Data records
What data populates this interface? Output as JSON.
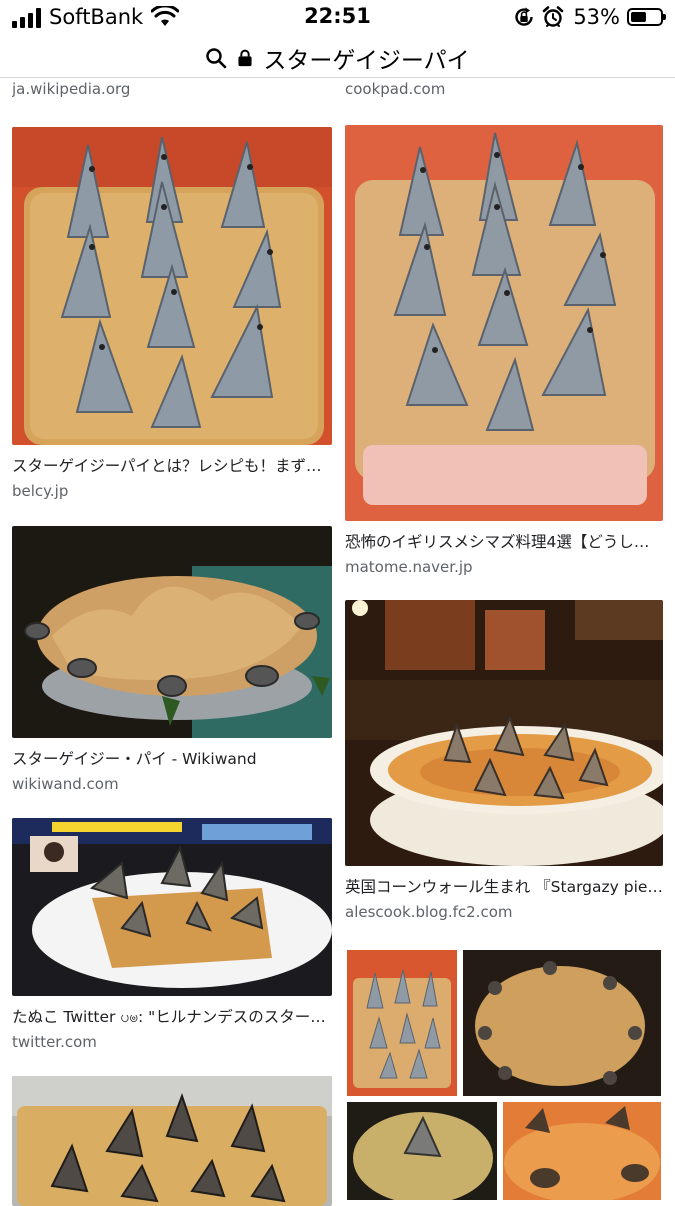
{
  "status": {
    "carrier": "SoftBank",
    "time": "22:51",
    "battery_percent": "53%",
    "battery_level": 0.53,
    "icons": [
      "signal-icon",
      "wifi-icon",
      "rotation-lock-icon",
      "alarm-icon",
      "battery-icon"
    ]
  },
  "address": {
    "query": "スターゲイジーパイ",
    "icons": [
      "search-icon",
      "lock-icon"
    ]
  },
  "top_sources": {
    "left": "ja.wikipedia.org",
    "right": "cookpad.com"
  },
  "results": {
    "left": [
      {
        "title": "スターゲイジーパイとは？レシピも！まずい…",
        "source": "belcy.jp"
      },
      {
        "title": "スターゲイジー・パイ - Wikiwand",
        "source": "wikiwand.com"
      },
      {
        "title": "たぬこ Twitter ပၑ: \"ヒルナンデスのスター…",
        "source": "twitter.com"
      },
      {
        "title": "",
        "source": ""
      }
    ],
    "right": [
      {
        "title": "恐怖のイギリスメシマズ料理4選【どうし…",
        "source": "matome.naver.jp"
      },
      {
        "title": "英国コーンウォール生まれ 『Stargazy pie…",
        "source": "alescook.blog.fc2.com"
      },
      {
        "title": "",
        "source": ""
      }
    ]
  },
  "colors": {
    "source_gray": "#5f6368",
    "title_text": "#202124",
    "tile_bg_red": "#d9532f",
    "pastry": "#d9a55a",
    "fish_silver": "#8a96a3",
    "dark_bg": "#1b1712"
  }
}
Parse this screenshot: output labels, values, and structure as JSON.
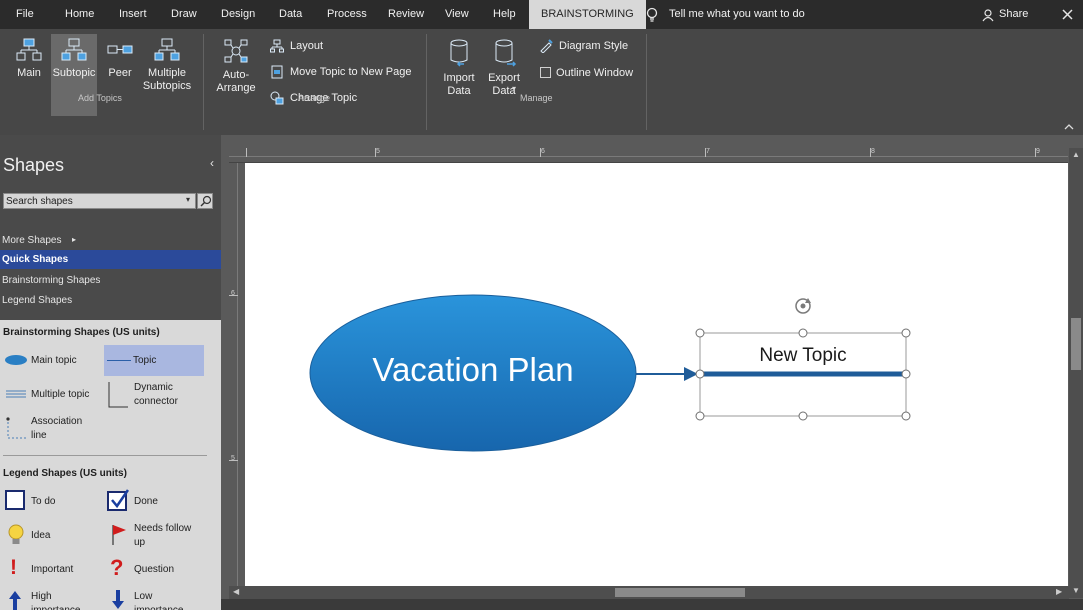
{
  "menu": {
    "tabs": [
      "File",
      "Home",
      "Insert",
      "Draw",
      "Design",
      "Data",
      "Process",
      "Review",
      "View",
      "Help"
    ],
    "active_tab": "BRAINSTORMING",
    "tell_me": "Tell me what you want to do",
    "share": "Share"
  },
  "ribbon": {
    "add_topics": {
      "label": "Add Topics",
      "main": "Main",
      "subtopic": "Subtopic",
      "peer": "Peer",
      "multiple": "Multiple Subtopics"
    },
    "arrange": {
      "label": "Arrange",
      "auto": "Auto-Arrange",
      "layout": "Layout",
      "move": "Move Topic to New Page",
      "change": "Change Topic"
    },
    "manage": {
      "label": "Manage",
      "import": "Import Data",
      "export": "Export Data",
      "style": "Diagram Style",
      "outline": "Outline Window"
    }
  },
  "shapes_panel": {
    "title": "Shapes",
    "search_placeholder": "Search shapes",
    "more": "More Shapes",
    "quick": "Quick Shapes",
    "brainstorming": "Brainstorming Shapes",
    "legend": "Legend Shapes"
  },
  "stencil": {
    "brainstorm_header": "Brainstorming Shapes (US units)",
    "main_topic": "Main topic",
    "topic": "Topic",
    "multiple_topic": "Multiple topic",
    "dynamic_connector": "Dynamic connector",
    "association_line": "Association line",
    "legend_header": "Legend Shapes (US units)",
    "todo": "To do",
    "done": "Done",
    "idea": "Idea",
    "needs_follow_up": "Needs follow up",
    "important": "Important",
    "question": "Question",
    "high_importance": "High importance",
    "low_importance": "Low importance"
  },
  "ruler": {
    "labels": [
      "5",
      "6",
      "7",
      "8",
      "9"
    ],
    "v_labels": [
      "6",
      "5"
    ]
  },
  "diagram": {
    "main_topic": "Vacation Plan",
    "new_topic": "New Topic"
  },
  "colors": {
    "accent": "#1f5c99",
    "ellipse_light": "#2a8fd6",
    "ellipse_dark": "#1a69b0",
    "quick_shapes_bg": "#2b4a9a"
  }
}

▸ **Task requirements**
Reproduce the entries exactly. Do not carry over any picture.

▸ **The answer**
What data populates this interface? Output as JSON.
{
  "status": {
    "carrier": "SoftBank",
    "time": "22:51",
    "battery_percent": "53%",
    "battery_level": 0.53,
    "icons": [
      "signal-icon",
      "wifi-icon",
      "rotation-lock-icon",
      "alarm-icon",
      "battery-icon"
    ]
  },
  "address": {
    "query": "スターゲイジーパイ",
    "icons": [
      "search-icon",
      "lock-icon"
    ]
  },
  "top_sources": {
    "left": "ja.wikipedia.org",
    "right": "cookpad.com"
  },
  "results": {
    "left": [
      {
        "title": "スターゲイジーパイとは？レシピも！まずい…",
        "source": "belcy.jp"
      },
      {
        "title": "スターゲイジー・パイ - Wikiwand",
        "source": "wikiwand.com"
      },
      {
        "title": "たぬこ Twitter ပၑ: \"ヒルナンデスのスター…",
        "source": "twitter.com"
      },
      {
        "title": "",
        "source": ""
      }
    ],
    "right": [
      {
        "title": "恐怖のイギリスメシマズ料理4選【どうし…",
        "source": "matome.naver.jp"
      },
      {
        "title": "英国コーンウォール生まれ 『Stargazy pie…",
        "source": "alescook.blog.fc2.com"
      },
      {
        "title": "",
        "source": ""
      }
    ]
  },
  "colors": {
    "source_gray": "#5f6368",
    "title_text": "#202124",
    "tile_bg_red": "#d9532f",
    "pastry": "#d9a55a",
    "fish_silver": "#8a96a3",
    "dark_bg": "#1b1712"
  }
}
Parse this screenshot: output labels, values, and structure as JSON.
{
  "menu": {
    "tabs": [
      "File",
      "Home",
      "Insert",
      "Draw",
      "Design",
      "Data",
      "Process",
      "Review",
      "View",
      "Help"
    ],
    "active_tab": "BRAINSTORMING",
    "tell_me": "Tell me what you want to do",
    "share": "Share"
  },
  "ribbon": {
    "add_topics": {
      "label": "Add Topics",
      "main": "Main",
      "subtopic": "Subtopic",
      "peer": "Peer",
      "multiple": "Multiple Subtopics"
    },
    "arrange": {
      "label": "Arrange",
      "auto": "Auto-Arrange",
      "layout": "Layout",
      "move": "Move Topic to New Page",
      "change": "Change Topic"
    },
    "manage": {
      "label": "Manage",
      "import": "Import Data",
      "export": "Export Data",
      "style": "Diagram Style",
      "outline": "Outline Window"
    }
  },
  "shapes_panel": {
    "title": "Shapes",
    "search_placeholder": "Search shapes",
    "more": "More Shapes",
    "quick": "Quick Shapes",
    "brainstorming": "Brainstorming Shapes",
    "legend": "Legend Shapes"
  },
  "stencil": {
    "brainstorm_header": "Brainstorming Shapes (US units)",
    "main_topic": "Main topic",
    "topic": "Topic",
    "multiple_topic": "Multiple topic",
    "dynamic_connector": "Dynamic connector",
    "association_line": "Association line",
    "legend_header": "Legend Shapes (US units)",
    "todo": "To do",
    "done": "Done",
    "idea": "Idea",
    "needs_follow_up": "Needs follow up",
    "important": "Important",
    "question": "Question",
    "high_importance": "High importance",
    "low_importance": "Low importance"
  },
  "ruler": {
    "labels": [
      "5",
      "6",
      "7",
      "8",
      "9"
    ],
    "v_labels": [
      "6",
      "5"
    ]
  },
  "diagram": {
    "main_topic": "Vacation Plan",
    "new_topic": "New Topic"
  },
  "colors": {
    "accent": "#1f5c99",
    "ellipse_light": "#2a8fd6",
    "ellipse_dark": "#1a69b0",
    "quick_shapes_bg": "#2b4a9a"
  }
}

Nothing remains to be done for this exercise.